### WHAT YOU SHOULD DO:
Every line that contains the word "value" should be copied out.

### TASK MATERIAL:
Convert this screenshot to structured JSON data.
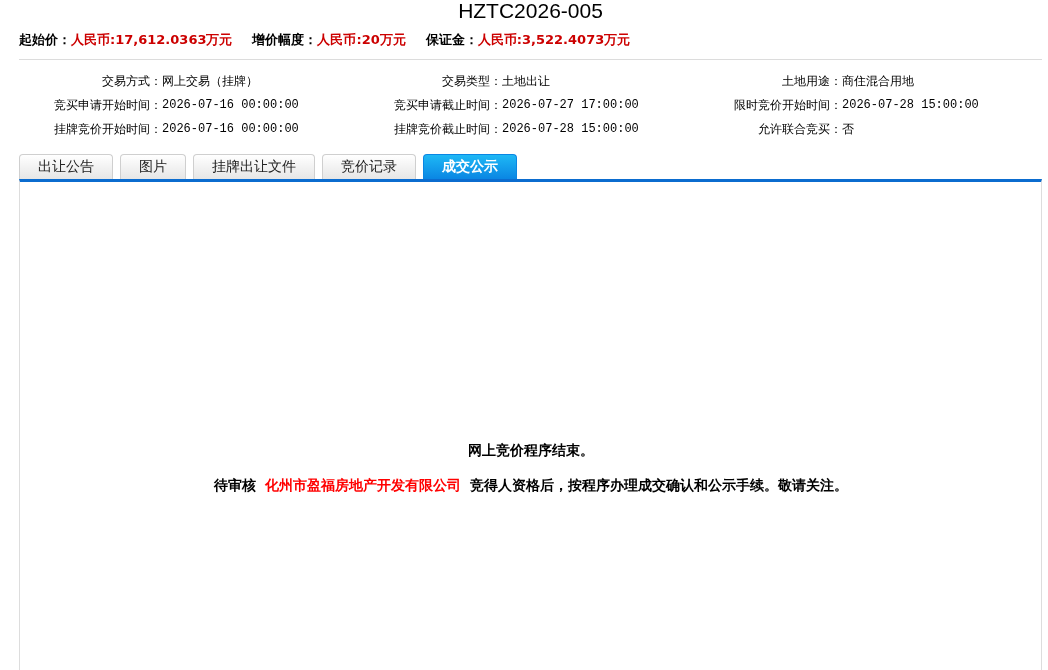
{
  "title": "HZTC2026-005",
  "prices": [
    {
      "label": "起始价：",
      "value": "人民币:17,612.0363万元"
    },
    {
      "label": "增价幅度：",
      "value": "人民币:20万元"
    },
    {
      "label": "保证金：",
      "value": "人民币:3,522.4073万元"
    }
  ],
  "details": [
    {
      "label": "交易方式：",
      "value": "网上交易（挂牌）"
    },
    {
      "label": "交易类型：",
      "value": "土地出让"
    },
    {
      "label": "土地用途：",
      "value": "商住混合用地"
    },
    {
      "label": "竞买申请开始时间：",
      "value": "2026-07-16 00:00:00"
    },
    {
      "label": "竞买申请截止时间：",
      "value": "2026-07-27 17:00:00"
    },
    {
      "label": "限时竞价开始时间：",
      "value": "2026-07-28 15:00:00"
    },
    {
      "label": "挂牌竞价开始时间：",
      "value": "2026-07-16 00:00:00"
    },
    {
      "label": "挂牌竞价截止时间：",
      "value": "2026-07-28 15:00:00"
    },
    {
      "label": "允许联合竞买：",
      "value": "否"
    }
  ],
  "tabs": [
    {
      "label": "出让公告",
      "selected": false
    },
    {
      "label": "图片",
      "selected": false
    },
    {
      "label": "挂牌出让文件",
      "selected": false
    },
    {
      "label": "竞价记录",
      "selected": false
    },
    {
      "label": "成交公示",
      "selected": true
    }
  ],
  "notice": {
    "heading": "网上竞价程序结束。",
    "prefix": "待审核",
    "company": "化州市盈福房地产开发有限公司",
    "suffix": "竞得人资格后，按程序办理成交确认和公示手续。敬请关注。"
  }
}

### RESULT OF THE EXERCISE:
      "value": "人民币:17,612.0363万元"
      "value": "人民币:20万元"
      "value": "人民币:3,522.4073万元"
      "value": "网上交易（挂牌）"
      "value": "土地出让"
      "value": "商住混合用地"
      "value": "2026-07-16 00:00:00"
      "value": "2026-07-27 17:00:00"
      "value": "2026-07-28 15:00:00"
      "value": "2026-07-16 00:00:00"
      "value": "2026-07-28 15:00:00"
      "value": "否"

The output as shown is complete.